## START

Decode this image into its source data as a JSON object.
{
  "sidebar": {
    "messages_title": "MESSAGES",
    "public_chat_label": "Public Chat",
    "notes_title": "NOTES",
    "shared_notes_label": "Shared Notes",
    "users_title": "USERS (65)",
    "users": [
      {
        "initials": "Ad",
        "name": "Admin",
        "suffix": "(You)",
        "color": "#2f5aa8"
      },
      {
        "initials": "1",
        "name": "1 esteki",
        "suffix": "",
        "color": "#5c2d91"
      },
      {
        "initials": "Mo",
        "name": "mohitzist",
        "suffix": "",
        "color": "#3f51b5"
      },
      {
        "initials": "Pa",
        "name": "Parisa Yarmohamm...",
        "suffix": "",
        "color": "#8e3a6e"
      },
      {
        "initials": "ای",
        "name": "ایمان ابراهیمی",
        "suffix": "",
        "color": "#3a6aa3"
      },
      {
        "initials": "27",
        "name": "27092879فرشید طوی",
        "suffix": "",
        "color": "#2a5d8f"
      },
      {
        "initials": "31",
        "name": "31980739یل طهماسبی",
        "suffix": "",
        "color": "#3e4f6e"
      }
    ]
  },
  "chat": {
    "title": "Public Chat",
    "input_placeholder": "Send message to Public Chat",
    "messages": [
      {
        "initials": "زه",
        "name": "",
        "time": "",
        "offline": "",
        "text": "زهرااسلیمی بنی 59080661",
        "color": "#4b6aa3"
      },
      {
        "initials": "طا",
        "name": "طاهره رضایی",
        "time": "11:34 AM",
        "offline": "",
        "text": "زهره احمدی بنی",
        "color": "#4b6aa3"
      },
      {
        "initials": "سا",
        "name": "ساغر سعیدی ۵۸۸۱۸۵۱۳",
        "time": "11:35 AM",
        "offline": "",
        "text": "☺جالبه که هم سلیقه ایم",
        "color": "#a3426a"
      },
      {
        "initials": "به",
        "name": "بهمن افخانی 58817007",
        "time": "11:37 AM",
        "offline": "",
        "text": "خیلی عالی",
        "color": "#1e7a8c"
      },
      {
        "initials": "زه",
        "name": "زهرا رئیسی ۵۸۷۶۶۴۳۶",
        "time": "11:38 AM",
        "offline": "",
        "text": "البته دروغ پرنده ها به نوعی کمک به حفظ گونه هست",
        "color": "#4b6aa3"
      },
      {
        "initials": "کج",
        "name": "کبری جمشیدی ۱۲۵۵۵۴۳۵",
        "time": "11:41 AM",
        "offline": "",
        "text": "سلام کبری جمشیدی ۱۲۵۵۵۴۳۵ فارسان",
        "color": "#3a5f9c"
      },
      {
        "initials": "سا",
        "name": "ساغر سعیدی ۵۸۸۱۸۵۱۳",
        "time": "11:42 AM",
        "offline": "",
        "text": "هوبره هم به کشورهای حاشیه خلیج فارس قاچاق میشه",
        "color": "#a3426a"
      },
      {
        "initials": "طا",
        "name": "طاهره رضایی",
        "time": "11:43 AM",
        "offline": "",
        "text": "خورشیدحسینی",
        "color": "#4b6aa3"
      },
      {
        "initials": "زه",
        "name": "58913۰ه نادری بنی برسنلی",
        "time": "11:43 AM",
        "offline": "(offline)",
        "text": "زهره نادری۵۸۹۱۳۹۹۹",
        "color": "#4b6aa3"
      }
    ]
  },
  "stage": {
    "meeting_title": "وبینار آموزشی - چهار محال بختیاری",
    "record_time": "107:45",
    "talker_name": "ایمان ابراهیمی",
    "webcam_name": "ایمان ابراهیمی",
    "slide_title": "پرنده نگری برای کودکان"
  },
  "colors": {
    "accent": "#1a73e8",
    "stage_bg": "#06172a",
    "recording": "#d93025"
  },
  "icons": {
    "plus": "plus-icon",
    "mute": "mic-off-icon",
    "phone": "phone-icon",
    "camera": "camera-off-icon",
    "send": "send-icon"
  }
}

## END

All of the data shown above must be copied exactly.

Decode this image into its source data as a JSON object.
{
  "sidebar": {
    "messages_title": "MESSAGES",
    "public_chat_label": "Public Chat",
    "notes_title": "NOTES",
    "shared_notes_label": "Shared Notes",
    "users_title": "USERS (65)",
    "users": [
      {
        "initials": "Ad",
        "name": "Admin",
        "suffix": "(You)",
        "color": "#2f5aa8"
      },
      {
        "initials": "1",
        "name": "1 esteki",
        "suffix": "",
        "color": "#5c2d91"
      },
      {
        "initials": "Mo",
        "name": "mohitzist",
        "suffix": "",
        "color": "#3f51b5"
      },
      {
        "initials": "Pa",
        "name": "Parisa Yarmohamm...",
        "suffix": "",
        "color": "#8e3a6e"
      },
      {
        "initials": "ای",
        "name": "ایمان ابراهیمی",
        "suffix": "",
        "color": "#3a6aa3"
      },
      {
        "initials": "27",
        "name": "27092879فرشید طوی",
        "suffix": "",
        "color": "#2a5d8f"
      },
      {
        "initials": "31",
        "name": "31980739یل طهماسبی",
        "suffix": "",
        "color": "#3e4f6e"
      }
    ]
  },
  "chat": {
    "title": "Public Chat",
    "input_placeholder": "Send message to Public Chat",
    "messages": [
      {
        "initials": "زه",
        "name": "",
        "time": "",
        "offline": "",
        "text": "زهرااسلیمی بنی 59080661",
        "color": "#4b6aa3"
      },
      {
        "initials": "طا",
        "name": "طاهره رضایی",
        "time": "11:34 AM",
        "offline": "",
        "text": "زهره احمدی بنی",
        "color": "#4b6aa3"
      },
      {
        "initials": "سا",
        "name": "ساغر سعیدی ۵۸۸۱۸۵۱۳",
        "time": "11:35 AM",
        "offline": "",
        "text": "☺جالبه که هم سلیقه ایم",
        "color": "#a3426a"
      },
      {
        "initials": "به",
        "name": "بهمن افخانی 58817007",
        "time": "11:37 AM",
        "offline": "",
        "text": "خیلی عالی",
        "color": "#1e7a8c"
      },
      {
        "initials": "زه",
        "name": "زهرا رئیسی ۵۸۷۶۶۴۳۶",
        "time": "11:38 AM",
        "offline": "",
        "text": "البته دروغ پرنده ها به نوعی کمک به حفظ گونه هست",
        "color": "#4b6aa3"
      },
      {
        "initials": "کج",
        "name": "کبری جمشیدی ۱۲۵۵۵۴۳۵",
        "time": "11:41 AM",
        "offline": "",
        "text": "سلام کبری جمشیدی ۱۲۵۵۵۴۳۵ فارسان",
        "color": "#3a5f9c"
      },
      {
        "initials": "سا",
        "name": "ساغر سعیدی ۵۸۸۱۸۵۱۳",
        "time": "11:42 AM",
        "offline": "",
        "text": "هوبره هم به کشورهای حاشیه خلیج فارس قاچاق میشه",
        "color": "#a3426a"
      },
      {
        "initials": "طا",
        "name": "طاهره رضایی",
        "time": "11:43 AM",
        "offline": "",
        "text": "خورشیدحسینی",
        "color": "#4b6aa3"
      },
      {
        "initials": "زه",
        "name": "58913۰ه نادری بنی برسنلی",
        "time": "11:43 AM",
        "offline": "(offline)",
        "text": "زهره نادری۵۸۹۱۳۹۹۹",
        "color": "#4b6aa3"
      }
    ]
  },
  "stage": {
    "meeting_title": "وبینار آموزشی - چهار محال بختیاری",
    "record_time": "107:45",
    "talker_name": "ایمان ابراهیمی",
    "webcam_name": "ایمان ابراهیمی",
    "slide_title": "پرنده نگری برای کودکان"
  },
  "colors": {
    "accent": "#1a73e8",
    "stage_bg": "#06172a",
    "recording": "#d93025"
  },
  "icons": {
    "plus": "plus-icon",
    "mute": "mic-off-icon",
    "phone": "phone-icon",
    "camera": "camera-off-icon",
    "send": "send-icon"
  }
}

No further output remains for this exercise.